**Records shown**
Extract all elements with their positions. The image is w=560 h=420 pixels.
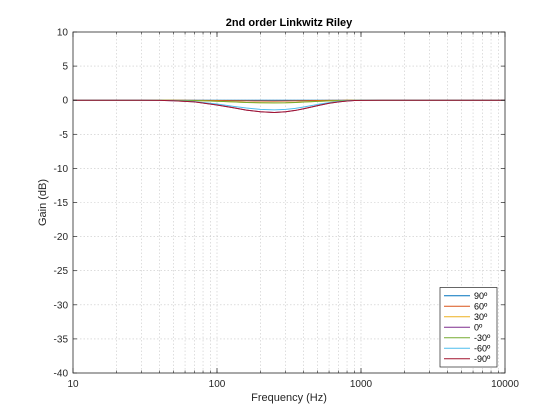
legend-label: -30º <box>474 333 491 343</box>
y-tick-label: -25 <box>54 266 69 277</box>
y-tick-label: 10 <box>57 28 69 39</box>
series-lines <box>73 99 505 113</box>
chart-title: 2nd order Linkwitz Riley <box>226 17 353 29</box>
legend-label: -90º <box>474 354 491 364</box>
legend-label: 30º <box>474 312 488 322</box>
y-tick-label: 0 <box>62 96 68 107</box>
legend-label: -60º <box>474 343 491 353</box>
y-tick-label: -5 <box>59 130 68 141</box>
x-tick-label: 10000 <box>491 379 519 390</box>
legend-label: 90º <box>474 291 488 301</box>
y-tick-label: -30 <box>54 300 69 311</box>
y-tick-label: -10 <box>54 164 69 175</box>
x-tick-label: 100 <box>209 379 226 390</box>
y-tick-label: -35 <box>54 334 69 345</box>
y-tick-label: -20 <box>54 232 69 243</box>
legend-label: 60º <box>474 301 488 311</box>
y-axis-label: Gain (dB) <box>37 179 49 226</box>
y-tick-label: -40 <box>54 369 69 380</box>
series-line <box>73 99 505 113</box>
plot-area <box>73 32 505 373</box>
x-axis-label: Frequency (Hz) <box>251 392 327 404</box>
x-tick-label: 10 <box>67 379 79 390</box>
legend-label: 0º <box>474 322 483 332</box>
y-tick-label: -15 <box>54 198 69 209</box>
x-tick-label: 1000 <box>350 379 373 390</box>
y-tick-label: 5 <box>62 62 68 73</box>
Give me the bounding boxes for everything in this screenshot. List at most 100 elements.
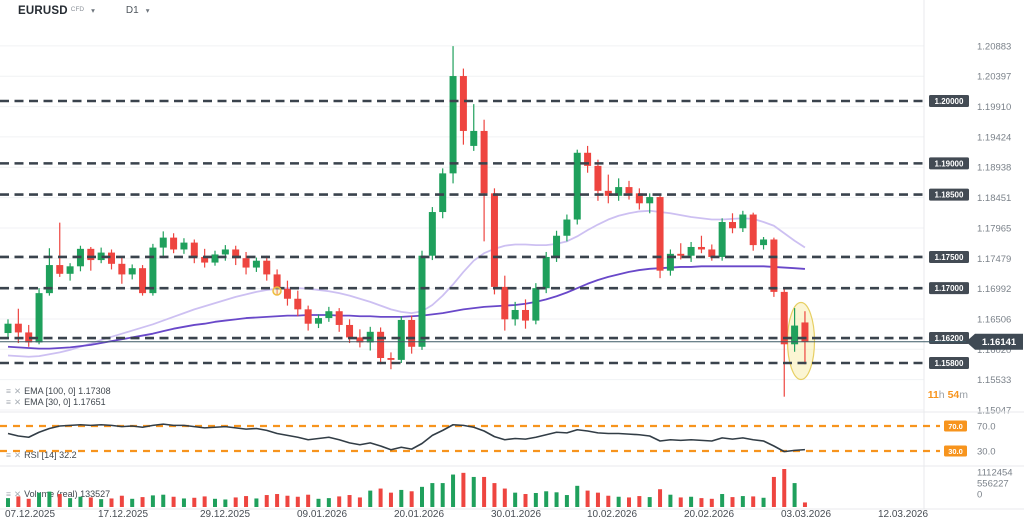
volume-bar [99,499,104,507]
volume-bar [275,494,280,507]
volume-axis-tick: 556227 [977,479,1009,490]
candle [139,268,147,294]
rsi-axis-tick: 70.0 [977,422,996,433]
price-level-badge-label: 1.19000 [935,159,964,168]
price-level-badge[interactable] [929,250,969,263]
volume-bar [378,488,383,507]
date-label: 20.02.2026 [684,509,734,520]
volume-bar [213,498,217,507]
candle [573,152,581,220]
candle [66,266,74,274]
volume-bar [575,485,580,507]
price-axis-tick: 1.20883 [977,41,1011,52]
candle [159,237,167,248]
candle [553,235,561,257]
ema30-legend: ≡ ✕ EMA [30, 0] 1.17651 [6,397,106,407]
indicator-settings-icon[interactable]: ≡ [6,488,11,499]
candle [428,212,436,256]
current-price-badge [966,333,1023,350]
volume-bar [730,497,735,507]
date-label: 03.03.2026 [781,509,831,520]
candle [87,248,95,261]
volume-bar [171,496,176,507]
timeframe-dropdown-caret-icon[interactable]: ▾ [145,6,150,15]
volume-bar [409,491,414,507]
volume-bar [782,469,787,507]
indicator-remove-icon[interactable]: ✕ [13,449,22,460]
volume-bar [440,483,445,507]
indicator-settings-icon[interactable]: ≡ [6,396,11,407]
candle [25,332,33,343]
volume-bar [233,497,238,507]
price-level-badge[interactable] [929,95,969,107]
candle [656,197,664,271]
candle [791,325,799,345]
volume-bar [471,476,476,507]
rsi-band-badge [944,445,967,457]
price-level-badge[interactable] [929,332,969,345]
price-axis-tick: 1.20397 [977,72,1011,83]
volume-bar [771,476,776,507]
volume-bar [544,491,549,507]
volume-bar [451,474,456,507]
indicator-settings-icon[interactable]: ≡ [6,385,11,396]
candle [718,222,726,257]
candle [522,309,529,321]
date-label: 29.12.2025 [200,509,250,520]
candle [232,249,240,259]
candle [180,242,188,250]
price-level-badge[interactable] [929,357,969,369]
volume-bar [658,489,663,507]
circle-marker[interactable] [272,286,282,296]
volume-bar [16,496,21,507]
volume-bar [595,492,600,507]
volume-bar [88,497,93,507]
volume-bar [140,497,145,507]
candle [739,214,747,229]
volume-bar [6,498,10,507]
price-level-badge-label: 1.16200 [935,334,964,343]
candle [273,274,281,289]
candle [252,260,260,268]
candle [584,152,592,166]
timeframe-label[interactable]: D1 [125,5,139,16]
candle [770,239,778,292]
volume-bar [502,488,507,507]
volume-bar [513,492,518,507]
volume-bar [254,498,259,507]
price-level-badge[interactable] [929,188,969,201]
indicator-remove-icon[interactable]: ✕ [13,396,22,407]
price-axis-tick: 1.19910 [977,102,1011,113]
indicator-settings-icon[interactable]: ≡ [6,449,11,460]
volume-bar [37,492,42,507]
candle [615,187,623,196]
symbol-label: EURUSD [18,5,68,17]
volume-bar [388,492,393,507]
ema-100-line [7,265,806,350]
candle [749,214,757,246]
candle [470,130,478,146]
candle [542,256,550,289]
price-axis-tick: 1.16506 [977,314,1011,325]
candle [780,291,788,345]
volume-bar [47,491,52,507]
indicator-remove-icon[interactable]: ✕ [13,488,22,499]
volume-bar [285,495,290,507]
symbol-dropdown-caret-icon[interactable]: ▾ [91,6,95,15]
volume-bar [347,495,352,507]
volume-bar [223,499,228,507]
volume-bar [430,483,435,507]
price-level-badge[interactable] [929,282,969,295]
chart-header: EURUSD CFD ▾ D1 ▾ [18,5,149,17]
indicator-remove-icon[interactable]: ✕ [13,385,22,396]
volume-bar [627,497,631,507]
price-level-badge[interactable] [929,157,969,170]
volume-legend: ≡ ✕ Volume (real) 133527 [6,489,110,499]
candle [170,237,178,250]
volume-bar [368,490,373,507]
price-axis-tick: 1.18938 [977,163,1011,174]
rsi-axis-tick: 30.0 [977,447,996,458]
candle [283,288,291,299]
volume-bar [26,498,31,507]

**Stated problem**
Retype all of the lines above, leaving out the pictures.

**Answer to this exercise**
Extract all elements with their positions. The image is w=560 h=420 pixels.
legend-label: -30º <box>474 333 491 343</box>
y-tick-label: -25 <box>54 266 69 277</box>
y-tick-label: 10 <box>57 28 69 39</box>
series-lines <box>73 99 505 113</box>
chart-title: 2nd order Linkwitz Riley <box>226 17 353 29</box>
legend-label: -90º <box>474 354 491 364</box>
legend-label: 30º <box>474 312 488 322</box>
y-tick-label: 0 <box>62 96 68 107</box>
legend-label: -60º <box>474 343 491 353</box>
y-tick-label: -5 <box>59 130 68 141</box>
x-tick-label: 10000 <box>491 379 519 390</box>
legend-label: 90º <box>474 291 488 301</box>
y-tick-label: -30 <box>54 300 69 311</box>
y-tick-label: -10 <box>54 164 69 175</box>
x-tick-label: 100 <box>209 379 226 390</box>
y-tick-label: -35 <box>54 334 69 345</box>
y-tick-label: -20 <box>54 232 69 243</box>
legend-label: 60º <box>474 301 488 311</box>
y-axis-label: Gain (dB) <box>37 179 49 226</box>
y-tick-label: -40 <box>54 369 69 380</box>
series-line <box>73 99 505 113</box>
plot-area <box>73 32 505 373</box>
x-axis-label: Frequency (Hz) <box>251 392 327 404</box>
x-tick-label: 10 <box>67 379 79 390</box>
legend-label: 0º <box>474 322 483 332</box>
y-tick-label: -15 <box>54 198 69 209</box>
x-tick-label: 1000 <box>350 379 373 390</box>
y-tick-label: 5 <box>62 62 68 73</box>
Give me the bounding boxes for everything in this screenshot. List at most 100 elements.
volume-bar [99,499,104,507]
volume-bar [275,494,280,507]
volume-axis-tick: 556227 [977,479,1009,490]
candle [139,268,147,294]
rsi-axis-tick: 70.0 [977,422,996,433]
price-level-badge-label: 1.19000 [935,159,964,168]
price-level-badge[interactable] [929,250,969,263]
volume-bar [378,488,383,507]
date-label: 20.02.2026 [684,509,734,520]
volume-bar [213,498,217,507]
candle [573,152,581,220]
candle [66,266,74,274]
volume-bar [575,485,580,507]
price-axis-tick: 1.20883 [977,41,1011,52]
candle [159,237,167,248]
candle [553,235,561,257]
ema30-legend: ≡ ✕ EMA [30, 0] 1.17651 [6,397,106,407]
indicator-settings-icon[interactable]: ≡ [6,488,11,499]
candle [428,212,436,256]
current-price-badge [966,333,1023,350]
volume-bar [730,497,735,507]
date-label: 03.03.2026 [781,509,831,520]
candle [87,248,95,261]
volume-bar [171,496,176,507]
timeframe-dropdown-caret-icon[interactable]: ▾ [145,6,150,15]
volume-bar [409,491,414,507]
volume-bar [782,469,787,507]
indicator-remove-icon[interactable]: ✕ [13,449,22,460]
volume-bar [440,483,445,507]
indicator-settings-icon[interactable]: ≡ [6,396,11,407]
candle [25,332,33,343]
volume-bar [233,497,238,507]
price-level-badge[interactable] [929,95,969,107]
candle [656,197,664,271]
candle [791,325,799,345]
volume-bar [471,476,476,507]
rsi-band-badge [944,445,967,457]
price-level-badge[interactable] [929,332,969,345]
price-axis-tick: 1.20397 [977,72,1011,83]
volume-bar [771,476,776,507]
volume-bar [544,491,549,507]
volume-bar [451,474,456,507]
indicator-settings-icon[interactable]: ≡ [6,385,11,396]
candle [718,222,726,257]
candle [522,309,529,321]
date-label: 29.12.2025 [200,509,250,520]
candle [232,249,240,259]
candle [180,242,188,250]
price-level-badge[interactable] [929,357,969,369]
volume-bar [658,489,663,507]
circle-marker[interactable] [272,286,282,296]
volume-bar [16,496,21,507]
volume-bar [595,492,600,507]
volume-bar [88,497,93,507]
volume-bar [140,497,145,507]
candle [739,214,747,229]
volume-bar [6,498,10,507]
price-level-badge-label: 1.16200 [935,334,964,343]
candle [273,274,281,289]
candle [252,260,260,268]
candle [584,152,592,166]
timeframe-label[interactable]: D1 [125,5,139,16]
candle [770,239,778,292]
volume-bar [502,488,507,507]
volume-bar [513,492,518,507]
volume-bar [254,498,259,507]
price-level-badge[interactable] [929,188,969,201]
indicator-remove-icon[interactable]: ✕ [13,396,22,407]
price-axis-tick: 1.19910 [977,102,1011,113]
indicator-settings-icon[interactable]: ≡ [6,449,11,460]
volume-bar [37,492,42,507]
candle [615,187,623,196]
symbol-label: EURUSD [18,5,68,17]
volume-bar [388,492,393,507]
ema-100-line [7,265,806,350]
candle [749,214,757,246]
candle [470,130,478,146]
candle [542,256,550,289]
price-axis-tick: 1.16506 [977,314,1011,325]
candle [780,291,788,345]
volume-bar [47,491,52,507]
indicator-remove-icon[interactable]: ✕ [13,488,22,499]
volume-bar [285,495,290,507]
symbol-dropdown-caret-icon[interactable]: ▾ [91,6,95,15]
volume-bar [347,495,352,507]
volume-bar [223,499,228,507]
volume-bar [430,483,435,507]
price-level-badge[interactable] [929,282,969,295]
chart-header: EURUSD CFD ▾ D1 ▾ [18,5,149,17]
indicator-remove-icon[interactable]: ✕ [13,385,22,396]
volume-bar [627,497,631,507]
price-level-badge[interactable] [929,157,969,170]
volume-legend: ≡ ✕ Volume (real) 133527 [6,489,110,499]
candle [170,237,178,250]
volume-bar [368,490,373,507]
price-axis-tick: 1.18938 [977,163,1011,174]
rsi-axis-tick: 30.0 [977,447,996,458]
candle [283,288,291,299]
volume-bar [26,498,31,507]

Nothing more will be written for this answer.